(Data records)

* * *

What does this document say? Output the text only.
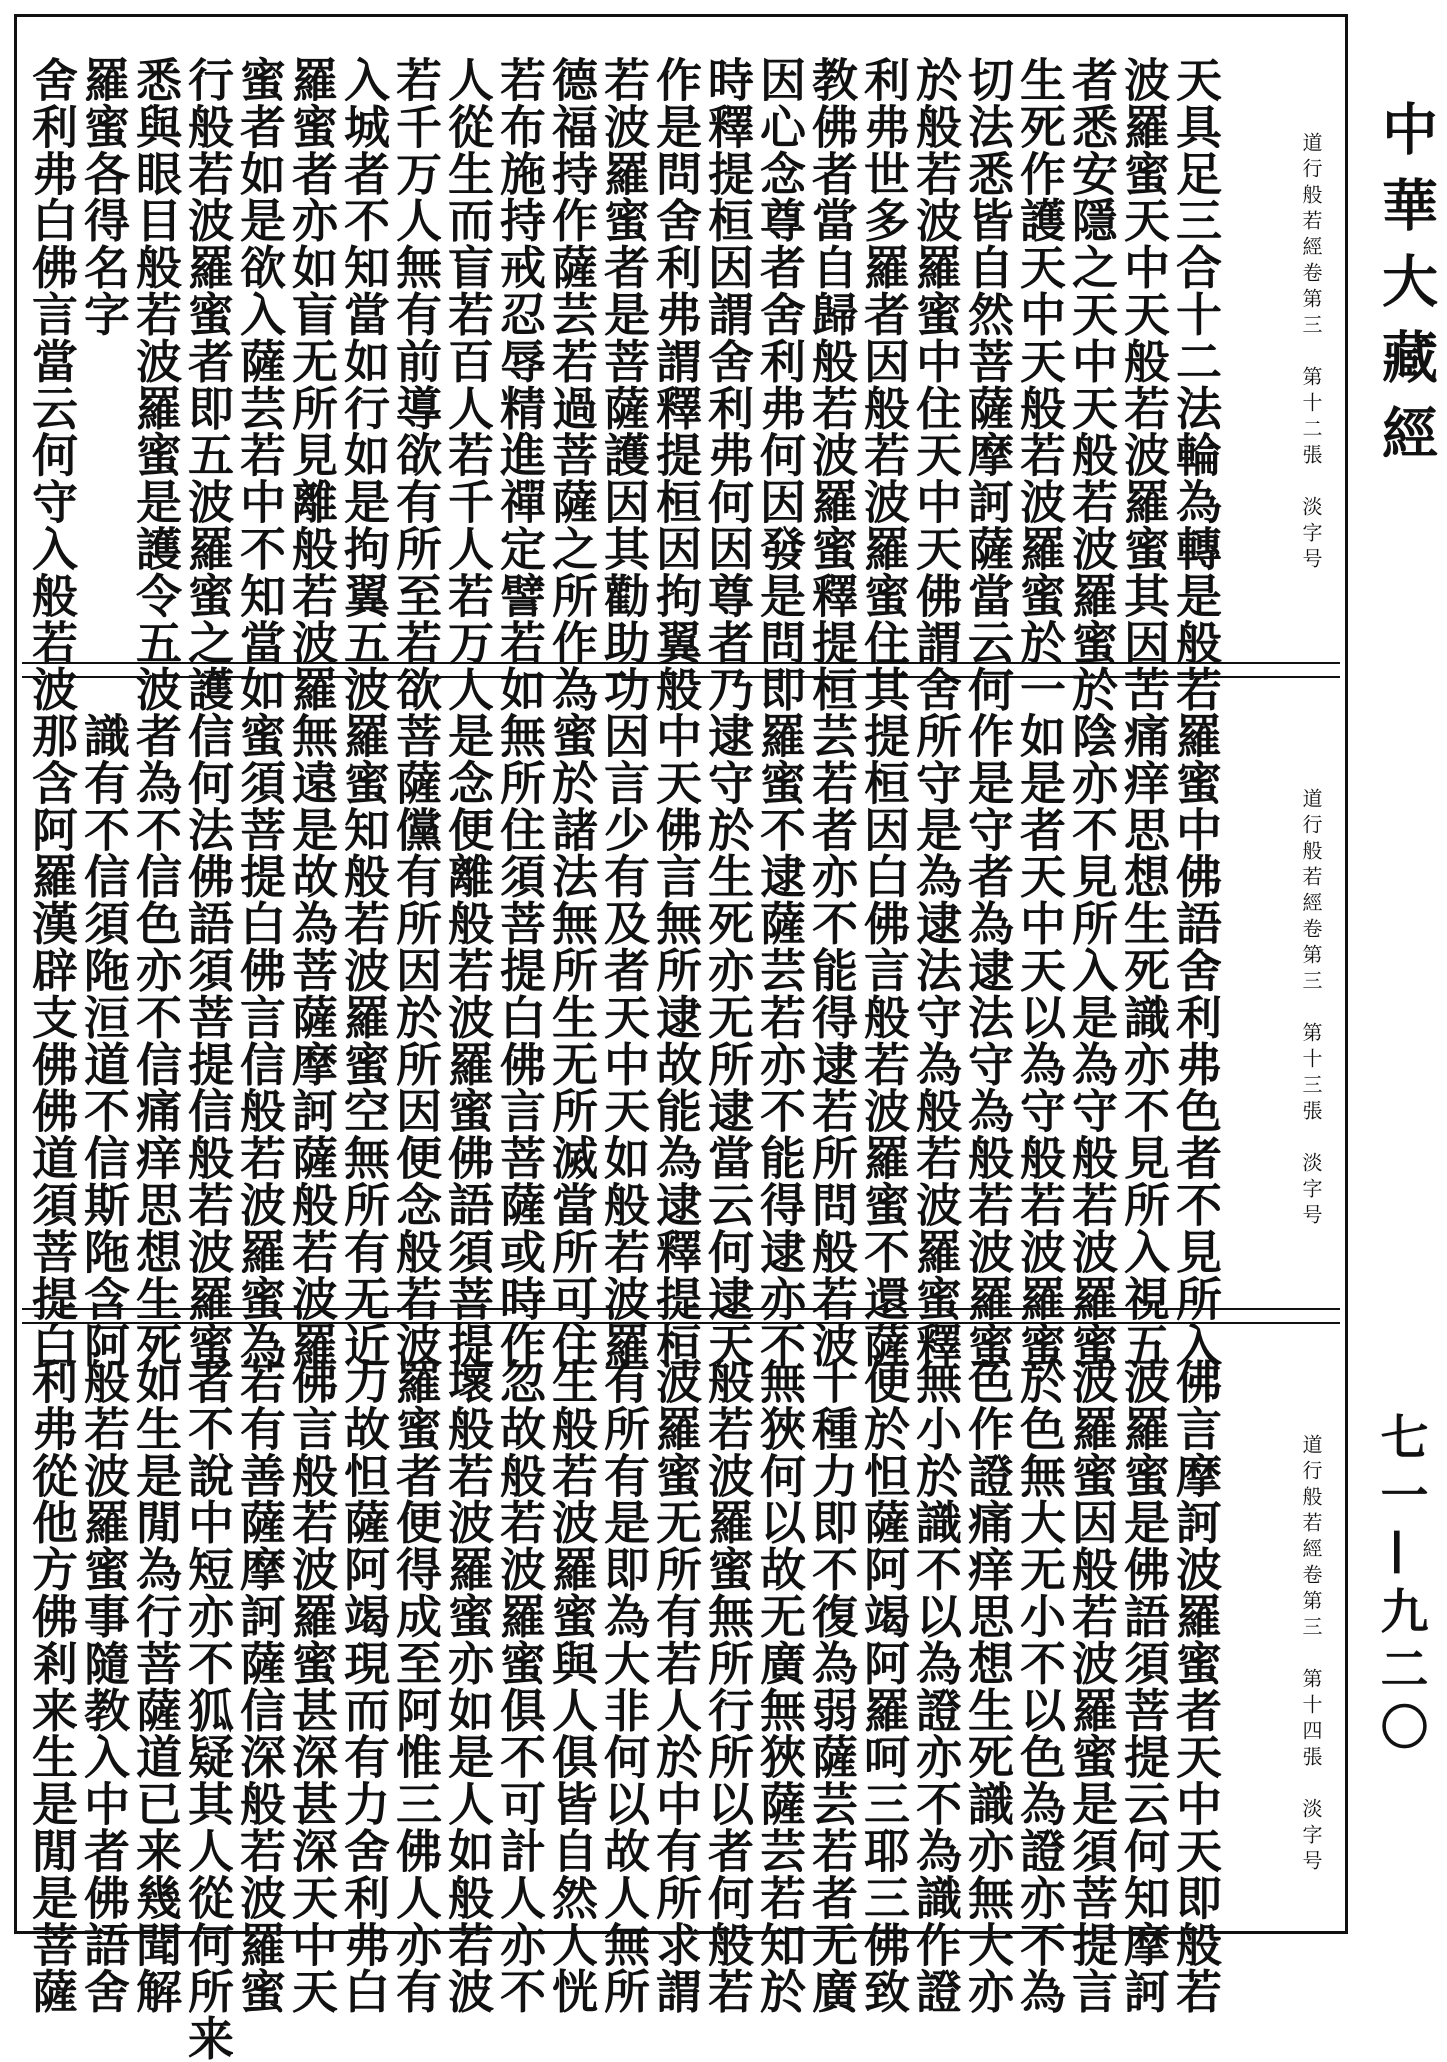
中華大藏經
七一—九二〇
道行般若經卷第三　第十二張　淡字号
天具足三合十二法輪為轉是般若
波羅蜜天中天般若波羅蜜其因苦
者悉安隱之天中天般若波羅蜜於
生死作護天中天般若波羅蜜於一
切法悉皆自然菩薩摩訶薩當云何
於般若波羅蜜中住天中天佛謂舍
利弗世多羅者因般若波羅蜜住其
教佛者當自歸般若波羅蜜釋提桓
因心念尊者舍利弗何因發是問即
時釋提桓因謂舍利弗何因尊者乃
作是問舍利弗謂釋提桓因拘翼般
若波羅蜜者是菩薩護因其勸助功
德福持作薩芸若過菩薩之所作為
若布施持戒忍辱精進禪定譬若如
人從生而盲若百人若千人若万人
若千万人無有前導欲有所至若欲
入城者不知當如行如是拘翼五波
羅蜜者亦如盲无所見離般若波羅
蜜者如是欲入薩芸若中不知當如
行般若波羅蜜者即五波羅蜜之護
悉與眼目般若波羅蜜是護令五波
羅蜜各得名字
舍利弗白佛言當云何守入般若波
道行般若經卷第三　第十三張　淡字号
羅蜜中佛語舍利弗色者不見所入
痛痒思想生死識亦不見所入視五
陰亦不見所入是為守般若波羅蜜
如是者天中天以為守般若波羅蜜
作是守者為逮法守為般若波羅蜜
所守是為逮法守為般若波羅蜜釋
提桓因白佛言般若波羅蜜不還薩
芸若者亦不能得逮若所問般若波
羅蜜不逮薩芸若亦不能得逮亦不
逮守於生死亦无所逮當云何逮天
中天佛言無所逮故能為逮釋提桓
因言少有及者天中天如般若波羅
蜜於諸法無所生无所滅當所可住
無所住須菩提白佛言菩薩或時作
是念便離般若波羅蜜佛語須菩提
菩薩儻有所因於所因便念般若波
羅蜜知般若波羅蜜空無所有无近
無遠是故為菩薩摩訶薩般若波羅
蜜須菩提白佛言信般若波羅蜜為
信何法佛語須菩提信般若波羅蜜
者為不信色亦不信痛痒思想生死
識有不信須陁洹道不信斯陁含阿
那含阿羅漢辟支佛佛道須菩提白
道行般若經卷第三　第十四張　淡字号
佛言摩訶波羅蜜者天中天即般若
波羅蜜是佛語須菩提云何知摩訶
波羅蜜因般若波羅蜜是須菩提言
於色無大无小不以色為證亦不為
色作證痛痒思想生死識亦無大亦
無小於識不以為證亦不為識作證
便於怛薩阿竭阿羅呵三耶三佛致
十種力即不復為弱薩芸若者无廣
無狹何以故无廣無狹薩芸若知於
般若波羅蜜無所行所以者何般若
波羅蜜无所有若人於中有所求謂
有所有是即為大非何以故人無所
生般若波羅蜜與人俱皆自然人恍
忽故般若波羅蜜俱不可計人亦不
壞般若波羅蜜亦如是人如般若波
羅蜜者便得成至阿惟三佛人亦有
力故怛薩阿竭現而有力舍利弗白
佛言般若波羅蜜甚深甚深天中天
若有善薩摩訶薩信深般若波羅蜜
者不說中短亦不狐疑其人從何所来
如生是閒為行菩薩道已来幾聞解
般若波羅蜜事隨教入中者佛語舍
利弗從他方佛剎来生是閒是菩薩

* * *

Skipping the pictures, transcribe each line above exactly as it appears.

What does this document say? Output the text only.
中華大藏經
七一—九二〇
道行般若經卷第三　第十二張　淡字号
天具足三合十二法輪為轉是般若
波羅蜜天中天般若波羅蜜其因苦
者悉安隱之天中天般若波羅蜜於
生死作護天中天般若波羅蜜於一
切法悉皆自然菩薩摩訶薩當云何
於般若波羅蜜中住天中天佛謂舍
利弗世多羅者因般若波羅蜜住其
教佛者當自歸般若波羅蜜釋提桓
因心念尊者舍利弗何因發是問即
時釋提桓因謂舍利弗何因尊者乃
作是問舍利弗謂釋提桓因拘翼般
若波羅蜜者是菩薩護因其勸助功
德福持作薩芸若過菩薩之所作為
若布施持戒忍辱精進禪定譬若如
人從生而盲若百人若千人若万人
若千万人無有前導欲有所至若欲
入城者不知當如行如是拘翼五波
羅蜜者亦如盲无所見離般若波羅
蜜者如是欲入薩芸若中不知當如
行般若波羅蜜者即五波羅蜜之護
悉與眼目般若波羅蜜是護令五波
羅蜜各得名字
舍利弗白佛言當云何守入般若波
道行般若經卷第三　第十三張　淡字号
羅蜜中佛語舍利弗色者不見所入
痛痒思想生死識亦不見所入視五
陰亦不見所入是為守般若波羅蜜
如是者天中天以為守般若波羅蜜
作是守者為逮法守為般若波羅蜜
所守是為逮法守為般若波羅蜜釋
提桓因白佛言般若波羅蜜不還薩
芸若者亦不能得逮若所問般若波
羅蜜不逮薩芸若亦不能得逮亦不
逮守於生死亦无所逮當云何逮天
中天佛言無所逮故能為逮釋提桓
因言少有及者天中天如般若波羅
蜜於諸法無所生无所滅當所可住
無所住須菩提白佛言菩薩或時作
是念便離般若波羅蜜佛語須菩提
菩薩儻有所因於所因便念般若波
羅蜜知般若波羅蜜空無所有无近
無遠是故為菩薩摩訶薩般若波羅
蜜須菩提白佛言信般若波羅蜜為
信何法佛語須菩提信般若波羅蜜
者為不信色亦不信痛痒思想生死
識有不信須陁洹道不信斯陁含阿
那含阿羅漢辟支佛佛道須菩提白
道行般若經卷第三　第十四張　淡字号
佛言摩訶波羅蜜者天中天即般若
波羅蜜是佛語須菩提云何知摩訶
波羅蜜因般若波羅蜜是須菩提言
於色無大无小不以色為證亦不為
色作證痛痒思想生死識亦無大亦
無小於識不以為證亦不為識作證
便於怛薩阿竭阿羅呵三耶三佛致
十種力即不復為弱薩芸若者无廣
無狹何以故无廣無狹薩芸若知於
般若波羅蜜無所行所以者何般若
波羅蜜无所有若人於中有所求謂
有所有是即為大非何以故人無所
生般若波羅蜜與人俱皆自然人恍
忽故般若波羅蜜俱不可計人亦不
壞般若波羅蜜亦如是人如般若波
羅蜜者便得成至阿惟三佛人亦有
力故怛薩阿竭現而有力舍利弗白
佛言般若波羅蜜甚深甚深天中天
若有善薩摩訶薩信深般若波羅蜜
者不說中短亦不狐疑其人從何所来
如生是閒為行菩薩道已来幾聞解
般若波羅蜜事隨教入中者佛語舍
利弗從他方佛剎来生是閒是菩薩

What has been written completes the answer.